### [Instruction]
Count lines, not occurrences: give the number of lines holding the word "name", and nothing besides.

### [Records for this task]

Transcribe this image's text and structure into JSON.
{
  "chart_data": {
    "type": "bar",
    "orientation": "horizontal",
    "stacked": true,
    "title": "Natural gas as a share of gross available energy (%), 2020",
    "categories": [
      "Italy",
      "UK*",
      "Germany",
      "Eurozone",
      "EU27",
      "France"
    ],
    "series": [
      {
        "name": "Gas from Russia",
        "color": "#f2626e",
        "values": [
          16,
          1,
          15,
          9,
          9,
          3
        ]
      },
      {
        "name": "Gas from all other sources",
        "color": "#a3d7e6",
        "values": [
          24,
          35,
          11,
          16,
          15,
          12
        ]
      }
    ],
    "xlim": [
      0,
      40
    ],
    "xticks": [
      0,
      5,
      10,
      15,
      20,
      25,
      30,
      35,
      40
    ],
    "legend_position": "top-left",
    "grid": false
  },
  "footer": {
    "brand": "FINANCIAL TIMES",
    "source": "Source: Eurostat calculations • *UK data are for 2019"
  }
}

### [Finished answer]
2